Records to process -
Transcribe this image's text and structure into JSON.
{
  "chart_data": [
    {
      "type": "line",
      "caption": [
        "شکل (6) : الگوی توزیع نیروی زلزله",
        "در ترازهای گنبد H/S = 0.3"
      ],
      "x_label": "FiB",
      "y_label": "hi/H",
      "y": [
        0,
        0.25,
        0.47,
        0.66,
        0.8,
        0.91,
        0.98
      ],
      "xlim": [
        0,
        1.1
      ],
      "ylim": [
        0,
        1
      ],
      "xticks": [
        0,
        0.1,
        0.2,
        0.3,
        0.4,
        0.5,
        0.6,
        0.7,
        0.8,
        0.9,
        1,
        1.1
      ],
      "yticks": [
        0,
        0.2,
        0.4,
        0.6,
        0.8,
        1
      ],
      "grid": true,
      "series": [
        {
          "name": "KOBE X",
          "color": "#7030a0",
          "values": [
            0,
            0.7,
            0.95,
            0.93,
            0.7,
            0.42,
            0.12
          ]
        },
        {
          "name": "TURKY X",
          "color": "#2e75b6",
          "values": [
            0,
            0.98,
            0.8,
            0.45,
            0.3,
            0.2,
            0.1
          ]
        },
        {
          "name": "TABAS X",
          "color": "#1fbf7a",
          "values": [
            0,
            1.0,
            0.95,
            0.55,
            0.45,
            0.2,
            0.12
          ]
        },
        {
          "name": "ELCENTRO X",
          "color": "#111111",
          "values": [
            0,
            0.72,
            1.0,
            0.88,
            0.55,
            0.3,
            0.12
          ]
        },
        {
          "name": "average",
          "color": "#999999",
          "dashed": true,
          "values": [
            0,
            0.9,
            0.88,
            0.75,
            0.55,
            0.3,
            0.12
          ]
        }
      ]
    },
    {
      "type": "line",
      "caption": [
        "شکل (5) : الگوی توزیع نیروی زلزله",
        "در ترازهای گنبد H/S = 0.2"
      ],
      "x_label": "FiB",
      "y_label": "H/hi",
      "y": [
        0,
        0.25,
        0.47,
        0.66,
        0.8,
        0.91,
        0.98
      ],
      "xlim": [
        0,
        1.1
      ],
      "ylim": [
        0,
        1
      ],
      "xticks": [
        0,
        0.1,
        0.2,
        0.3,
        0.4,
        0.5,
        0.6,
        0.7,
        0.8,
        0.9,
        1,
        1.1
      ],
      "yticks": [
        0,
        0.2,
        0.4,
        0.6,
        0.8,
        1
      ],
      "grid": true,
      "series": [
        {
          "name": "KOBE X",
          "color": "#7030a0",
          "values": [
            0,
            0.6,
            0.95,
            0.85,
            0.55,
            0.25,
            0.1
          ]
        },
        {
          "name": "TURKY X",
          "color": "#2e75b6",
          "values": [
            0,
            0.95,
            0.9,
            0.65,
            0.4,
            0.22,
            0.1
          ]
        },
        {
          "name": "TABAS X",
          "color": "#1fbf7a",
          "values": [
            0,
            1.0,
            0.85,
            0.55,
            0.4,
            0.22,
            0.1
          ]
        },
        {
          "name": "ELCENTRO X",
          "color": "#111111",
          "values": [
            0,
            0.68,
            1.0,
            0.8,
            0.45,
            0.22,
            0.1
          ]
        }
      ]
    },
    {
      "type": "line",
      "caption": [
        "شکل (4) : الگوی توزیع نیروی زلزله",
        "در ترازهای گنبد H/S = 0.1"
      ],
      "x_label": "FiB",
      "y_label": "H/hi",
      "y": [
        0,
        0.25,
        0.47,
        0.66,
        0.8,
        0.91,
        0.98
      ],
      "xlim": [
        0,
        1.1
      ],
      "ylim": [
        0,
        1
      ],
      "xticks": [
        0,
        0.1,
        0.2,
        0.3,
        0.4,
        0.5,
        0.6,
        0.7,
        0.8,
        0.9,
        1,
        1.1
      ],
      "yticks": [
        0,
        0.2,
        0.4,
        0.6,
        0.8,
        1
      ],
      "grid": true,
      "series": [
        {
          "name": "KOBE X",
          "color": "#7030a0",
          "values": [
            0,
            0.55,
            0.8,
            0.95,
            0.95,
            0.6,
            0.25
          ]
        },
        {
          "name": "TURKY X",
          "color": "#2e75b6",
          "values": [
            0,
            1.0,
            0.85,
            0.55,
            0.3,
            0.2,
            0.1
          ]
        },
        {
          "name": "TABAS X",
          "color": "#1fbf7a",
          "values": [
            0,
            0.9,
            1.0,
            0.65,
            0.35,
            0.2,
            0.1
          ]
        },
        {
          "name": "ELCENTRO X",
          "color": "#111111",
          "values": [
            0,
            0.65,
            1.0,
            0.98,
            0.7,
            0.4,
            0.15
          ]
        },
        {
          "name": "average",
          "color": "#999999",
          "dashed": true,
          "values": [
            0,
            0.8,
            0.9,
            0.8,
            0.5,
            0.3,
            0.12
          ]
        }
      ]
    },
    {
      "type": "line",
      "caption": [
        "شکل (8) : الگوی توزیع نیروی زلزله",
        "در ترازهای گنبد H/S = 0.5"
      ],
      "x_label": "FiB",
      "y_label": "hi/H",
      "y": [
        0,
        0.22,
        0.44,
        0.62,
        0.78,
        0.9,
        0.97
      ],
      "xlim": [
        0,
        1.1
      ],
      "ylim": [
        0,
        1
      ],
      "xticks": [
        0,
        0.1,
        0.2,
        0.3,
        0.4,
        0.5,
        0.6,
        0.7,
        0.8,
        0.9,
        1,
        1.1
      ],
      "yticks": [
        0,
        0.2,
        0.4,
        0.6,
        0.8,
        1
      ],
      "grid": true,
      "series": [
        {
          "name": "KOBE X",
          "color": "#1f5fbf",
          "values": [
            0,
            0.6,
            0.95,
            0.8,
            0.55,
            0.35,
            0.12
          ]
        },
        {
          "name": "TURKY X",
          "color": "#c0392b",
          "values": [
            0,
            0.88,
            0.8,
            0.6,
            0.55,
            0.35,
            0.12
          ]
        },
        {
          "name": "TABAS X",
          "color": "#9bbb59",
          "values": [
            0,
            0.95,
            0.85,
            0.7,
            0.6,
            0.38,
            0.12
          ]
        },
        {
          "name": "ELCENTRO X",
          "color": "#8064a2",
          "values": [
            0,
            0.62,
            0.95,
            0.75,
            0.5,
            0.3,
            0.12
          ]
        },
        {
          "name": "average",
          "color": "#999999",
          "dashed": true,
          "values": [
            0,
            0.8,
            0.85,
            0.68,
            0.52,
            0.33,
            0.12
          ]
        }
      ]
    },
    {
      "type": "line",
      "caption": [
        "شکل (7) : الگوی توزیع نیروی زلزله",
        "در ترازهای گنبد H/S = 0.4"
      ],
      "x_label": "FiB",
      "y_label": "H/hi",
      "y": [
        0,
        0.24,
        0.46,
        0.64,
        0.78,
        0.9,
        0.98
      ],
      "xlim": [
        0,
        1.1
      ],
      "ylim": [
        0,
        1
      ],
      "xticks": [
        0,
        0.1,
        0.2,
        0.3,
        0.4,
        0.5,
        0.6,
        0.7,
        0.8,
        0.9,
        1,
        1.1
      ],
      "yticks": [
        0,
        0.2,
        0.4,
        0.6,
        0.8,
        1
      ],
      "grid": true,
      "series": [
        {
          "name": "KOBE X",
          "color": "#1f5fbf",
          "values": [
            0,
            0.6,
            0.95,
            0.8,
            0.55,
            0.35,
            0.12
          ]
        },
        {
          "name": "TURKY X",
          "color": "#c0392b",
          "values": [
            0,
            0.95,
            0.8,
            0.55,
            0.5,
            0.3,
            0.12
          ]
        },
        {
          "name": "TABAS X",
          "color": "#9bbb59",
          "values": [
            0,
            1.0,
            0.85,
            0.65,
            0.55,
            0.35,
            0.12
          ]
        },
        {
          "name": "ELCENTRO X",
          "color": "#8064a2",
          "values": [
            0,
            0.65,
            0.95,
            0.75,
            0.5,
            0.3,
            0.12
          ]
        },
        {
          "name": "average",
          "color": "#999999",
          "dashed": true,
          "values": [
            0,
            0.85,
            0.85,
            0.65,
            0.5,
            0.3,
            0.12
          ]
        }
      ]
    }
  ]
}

* * *

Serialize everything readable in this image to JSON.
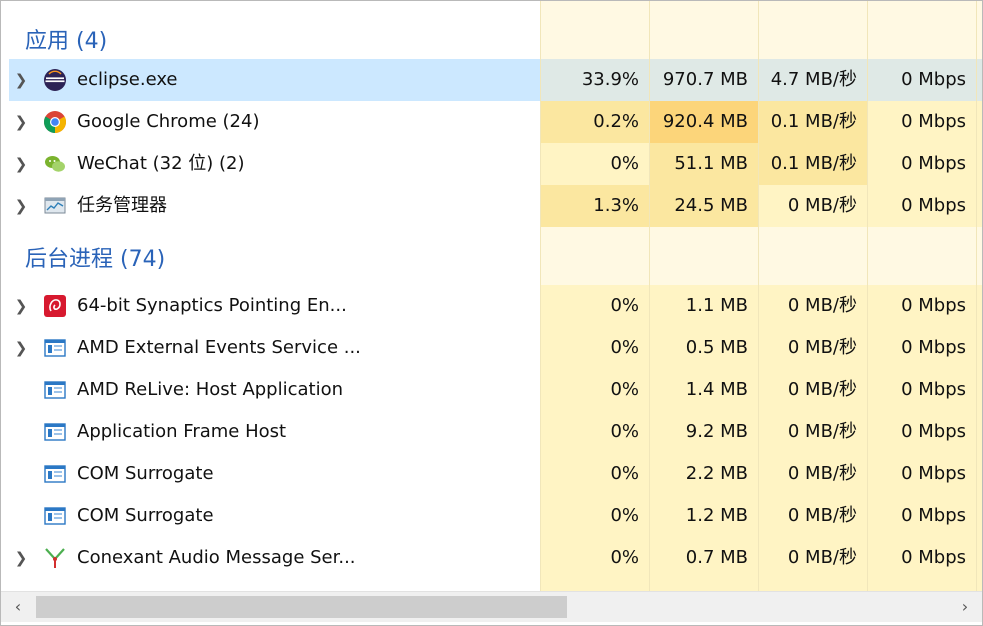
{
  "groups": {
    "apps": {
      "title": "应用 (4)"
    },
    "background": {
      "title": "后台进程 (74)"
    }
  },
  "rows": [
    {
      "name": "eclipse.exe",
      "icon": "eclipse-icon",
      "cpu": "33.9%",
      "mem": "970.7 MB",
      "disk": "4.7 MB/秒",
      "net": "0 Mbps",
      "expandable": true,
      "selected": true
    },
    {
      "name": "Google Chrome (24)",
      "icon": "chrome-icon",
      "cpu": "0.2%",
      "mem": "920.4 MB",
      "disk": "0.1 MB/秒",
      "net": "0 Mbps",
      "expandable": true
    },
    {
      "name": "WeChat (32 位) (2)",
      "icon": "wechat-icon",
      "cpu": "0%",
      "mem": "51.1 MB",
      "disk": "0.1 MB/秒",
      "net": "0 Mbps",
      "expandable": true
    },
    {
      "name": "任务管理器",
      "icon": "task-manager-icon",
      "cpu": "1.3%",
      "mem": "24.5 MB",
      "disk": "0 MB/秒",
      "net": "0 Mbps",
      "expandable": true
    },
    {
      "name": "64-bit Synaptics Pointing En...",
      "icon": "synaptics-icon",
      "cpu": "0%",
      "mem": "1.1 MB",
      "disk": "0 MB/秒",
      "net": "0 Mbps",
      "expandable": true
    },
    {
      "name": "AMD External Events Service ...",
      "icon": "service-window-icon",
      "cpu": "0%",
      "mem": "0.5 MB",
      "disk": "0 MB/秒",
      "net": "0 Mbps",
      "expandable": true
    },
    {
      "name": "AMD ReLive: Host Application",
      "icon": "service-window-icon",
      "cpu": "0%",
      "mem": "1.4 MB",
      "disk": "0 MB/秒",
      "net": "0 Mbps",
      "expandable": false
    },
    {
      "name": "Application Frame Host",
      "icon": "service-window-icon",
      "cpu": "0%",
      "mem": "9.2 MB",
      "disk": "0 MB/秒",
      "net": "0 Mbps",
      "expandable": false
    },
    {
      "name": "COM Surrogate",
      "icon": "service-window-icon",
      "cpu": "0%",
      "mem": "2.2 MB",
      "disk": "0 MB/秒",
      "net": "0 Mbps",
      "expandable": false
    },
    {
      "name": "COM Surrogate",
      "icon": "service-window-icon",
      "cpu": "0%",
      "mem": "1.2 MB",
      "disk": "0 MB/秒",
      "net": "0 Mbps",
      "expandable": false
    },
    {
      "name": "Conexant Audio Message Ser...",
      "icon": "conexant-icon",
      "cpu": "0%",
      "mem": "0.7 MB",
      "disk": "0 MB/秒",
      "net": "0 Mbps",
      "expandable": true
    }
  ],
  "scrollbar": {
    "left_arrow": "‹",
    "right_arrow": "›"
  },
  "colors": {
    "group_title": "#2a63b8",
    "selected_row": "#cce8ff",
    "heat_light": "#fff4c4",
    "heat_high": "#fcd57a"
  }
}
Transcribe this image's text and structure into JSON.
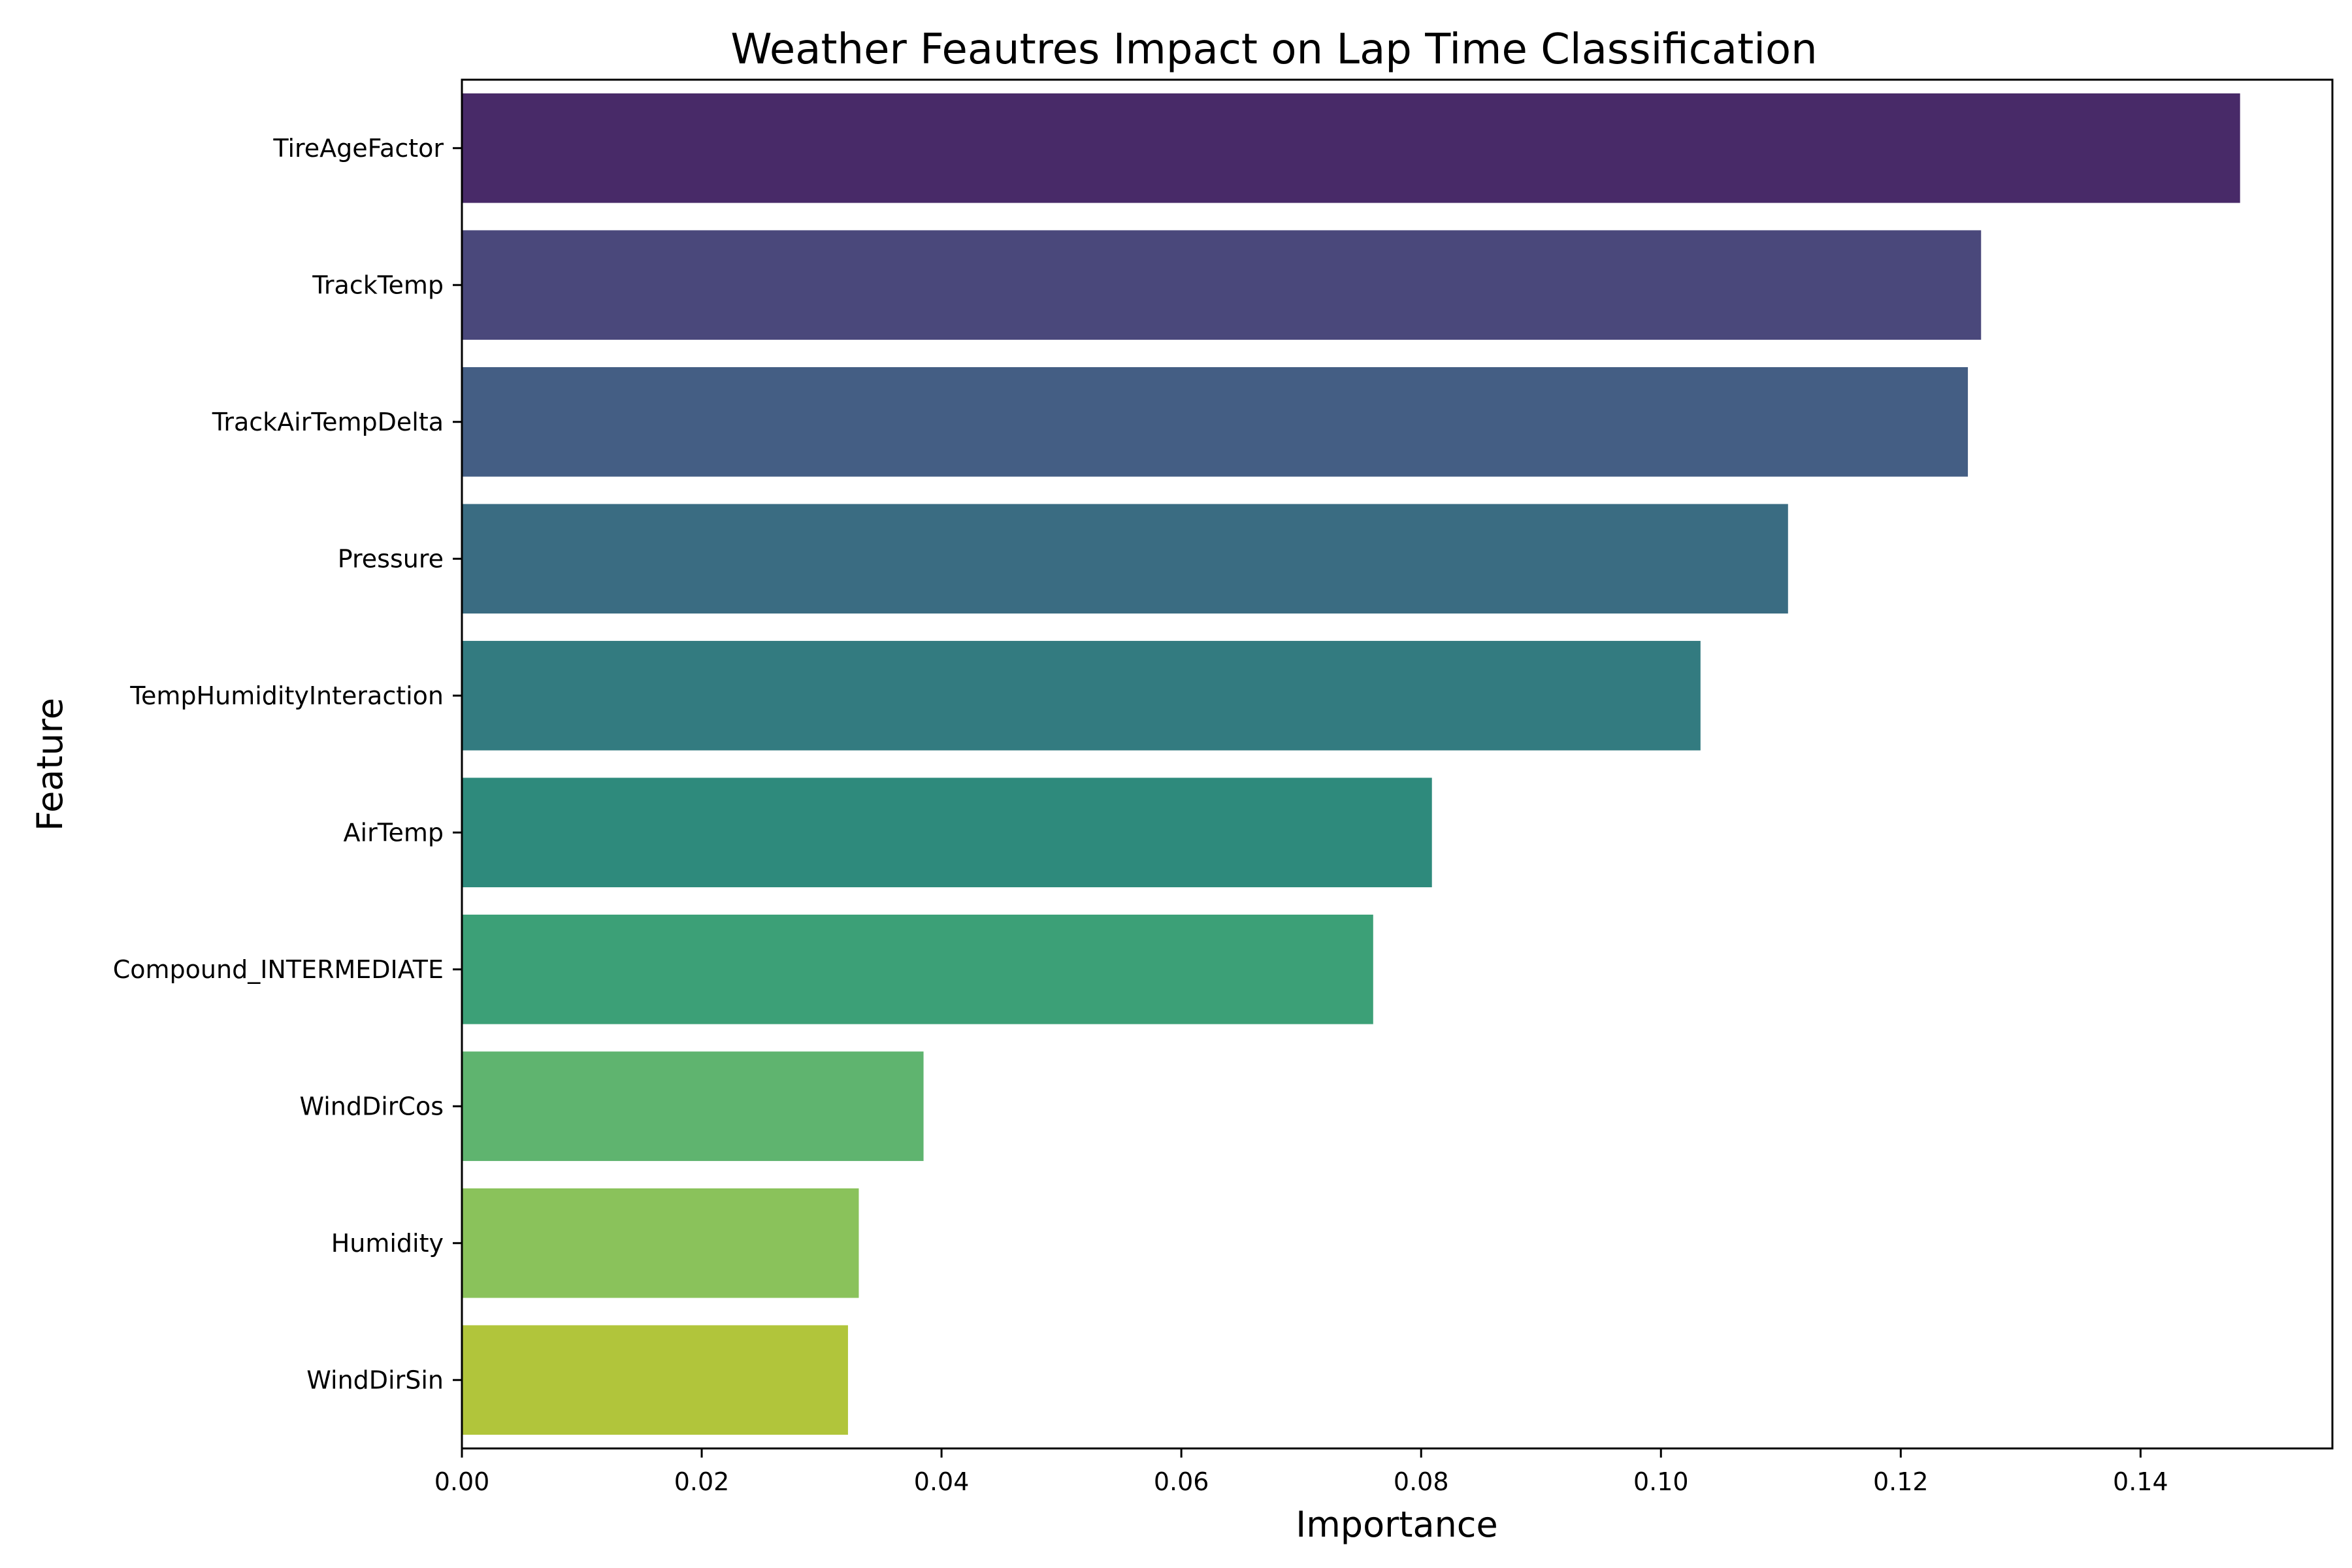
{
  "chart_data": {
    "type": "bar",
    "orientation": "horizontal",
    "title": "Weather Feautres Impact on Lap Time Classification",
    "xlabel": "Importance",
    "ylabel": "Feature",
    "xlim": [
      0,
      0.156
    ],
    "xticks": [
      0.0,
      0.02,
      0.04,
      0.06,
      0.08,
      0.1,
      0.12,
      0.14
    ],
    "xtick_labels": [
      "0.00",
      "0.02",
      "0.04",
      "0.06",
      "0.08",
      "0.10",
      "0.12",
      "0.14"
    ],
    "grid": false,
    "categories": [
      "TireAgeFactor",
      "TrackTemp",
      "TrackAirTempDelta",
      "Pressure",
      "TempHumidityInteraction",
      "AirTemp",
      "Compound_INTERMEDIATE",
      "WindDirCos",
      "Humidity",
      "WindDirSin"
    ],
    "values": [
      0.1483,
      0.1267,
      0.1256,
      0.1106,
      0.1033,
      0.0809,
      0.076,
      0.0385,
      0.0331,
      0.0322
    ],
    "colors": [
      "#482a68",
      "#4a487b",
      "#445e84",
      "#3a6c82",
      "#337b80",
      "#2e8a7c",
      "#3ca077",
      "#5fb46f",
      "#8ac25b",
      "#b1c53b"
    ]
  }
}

Brief - Reproduce each line of the entries in which the word "نیروی" is found.

Written answer -
        "شکل (6) : الگوی توزیع نیروی زلزله",
        "شکل (5) : الگوی توزیع نیروی زلزله",
        "شکل (4) : الگوی توزیع نیروی زلزله",
        "شکل (8) : الگوی توزیع نیروی زلزله",
        "شکل (7) : الگوی توزیع نیروی زلزله",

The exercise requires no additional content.